WHAT TO PRODUCE
Retype every entry exactly, character for character.

MATERIAL FOR THIS EXERCISE
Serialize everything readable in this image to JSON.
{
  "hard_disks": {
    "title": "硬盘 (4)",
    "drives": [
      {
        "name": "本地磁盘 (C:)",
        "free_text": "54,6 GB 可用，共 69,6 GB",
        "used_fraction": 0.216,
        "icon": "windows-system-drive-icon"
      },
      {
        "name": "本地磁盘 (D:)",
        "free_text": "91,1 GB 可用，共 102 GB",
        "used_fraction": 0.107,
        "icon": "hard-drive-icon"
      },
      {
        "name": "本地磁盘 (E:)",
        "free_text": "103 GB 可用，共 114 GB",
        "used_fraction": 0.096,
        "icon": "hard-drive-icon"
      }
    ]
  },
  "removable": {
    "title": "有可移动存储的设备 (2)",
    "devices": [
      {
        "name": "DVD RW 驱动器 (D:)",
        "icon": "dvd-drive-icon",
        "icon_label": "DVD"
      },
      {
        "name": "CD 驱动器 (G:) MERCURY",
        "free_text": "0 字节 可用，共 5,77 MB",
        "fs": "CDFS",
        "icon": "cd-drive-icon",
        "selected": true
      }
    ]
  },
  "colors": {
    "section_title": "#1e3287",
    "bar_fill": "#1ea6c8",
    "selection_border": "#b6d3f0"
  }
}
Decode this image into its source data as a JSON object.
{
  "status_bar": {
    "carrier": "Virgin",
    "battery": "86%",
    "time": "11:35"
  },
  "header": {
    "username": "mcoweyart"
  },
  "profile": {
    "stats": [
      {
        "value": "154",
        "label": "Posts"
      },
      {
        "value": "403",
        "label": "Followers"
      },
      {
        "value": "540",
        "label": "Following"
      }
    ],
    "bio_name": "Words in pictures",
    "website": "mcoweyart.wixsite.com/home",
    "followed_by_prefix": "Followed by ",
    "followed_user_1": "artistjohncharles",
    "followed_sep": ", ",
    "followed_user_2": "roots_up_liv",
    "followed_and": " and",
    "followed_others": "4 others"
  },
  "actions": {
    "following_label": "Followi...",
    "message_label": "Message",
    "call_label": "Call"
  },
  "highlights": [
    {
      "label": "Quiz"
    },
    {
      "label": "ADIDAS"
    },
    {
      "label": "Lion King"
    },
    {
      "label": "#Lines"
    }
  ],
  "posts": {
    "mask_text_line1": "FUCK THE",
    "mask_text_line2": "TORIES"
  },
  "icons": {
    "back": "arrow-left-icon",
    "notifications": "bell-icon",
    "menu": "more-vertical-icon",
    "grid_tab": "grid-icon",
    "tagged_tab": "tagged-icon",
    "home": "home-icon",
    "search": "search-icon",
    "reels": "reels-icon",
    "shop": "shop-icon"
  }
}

SOLUTION FOR THIS PROBLEM
Serialize everything readable in this image to JSON.
{
  "hard_disks": {
    "title": "硬盘 (4)",
    "drives": [
      {
        "name": "本地磁盘 (C:)",
        "free_text": "54,6 GB 可用，共 69,6 GB",
        "used_fraction": 0.216,
        "icon": "windows-system-drive-icon"
      },
      {
        "name": "本地磁盘 (D:)",
        "free_text": "91,1 GB 可用，共 102 GB",
        "used_fraction": 0.107,
        "icon": "hard-drive-icon"
      },
      {
        "name": "本地磁盘 (E:)",
        "free_text": "103 GB 可用，共 114 GB",
        "used_fraction": 0.096,
        "icon": "hard-drive-icon"
      }
    ]
  },
  "removable": {
    "title": "有可移动存储的设备 (2)",
    "devices": [
      {
        "name": "DVD RW 驱动器 (D:)",
        "icon": "dvd-drive-icon",
        "icon_label": "DVD"
      },
      {
        "name": "CD 驱动器 (G:) MERCURY",
        "free_text": "0 字节 可用，共 5,77 MB",
        "fs": "CDFS",
        "icon": "cd-drive-icon",
        "selected": true
      }
    ]
  },
  "colors": {
    "section_title": "#1e3287",
    "bar_fill": "#1ea6c8",
    "selection_border": "#b6d3f0"
  }
}
Decode this image into its source data as a JSON object.
{
  "status_bar": {
    "carrier": "Virgin",
    "battery": "86%",
    "time": "11:35"
  },
  "header": {
    "username": "mcoweyart"
  },
  "profile": {
    "stats": [
      {
        "value": "154",
        "label": "Posts"
      },
      {
        "value": "403",
        "label": "Followers"
      },
      {
        "value": "540",
        "label": "Following"
      }
    ],
    "bio_name": "Words in pictures",
    "website": "mcoweyart.wixsite.com/home",
    "followed_by_prefix": "Followed by ",
    "followed_user_1": "artistjohncharles",
    "followed_sep": ", ",
    "followed_user_2": "roots_up_liv",
    "followed_and": " and",
    "followed_others": "4 others"
  },
  "actions": {
    "following_label": "Followi...",
    "message_label": "Message",
    "call_label": "Call"
  },
  "highlights": [
    {
      "label": "Quiz"
    },
    {
      "label": "ADIDAS"
    },
    {
      "label": "Lion King"
    },
    {
      "label": "#Lines"
    }
  ],
  "posts": {
    "mask_text_line1": "FUCK THE",
    "mask_text_line2": "TORIES"
  },
  "icons": {
    "back": "arrow-left-icon",
    "notifications": "bell-icon",
    "menu": "more-vertical-icon",
    "grid_tab": "grid-icon",
    "tagged_tab": "tagged-icon",
    "home": "home-icon",
    "search": "search-icon",
    "reels": "reels-icon",
    "shop": "shop-icon"
  }
}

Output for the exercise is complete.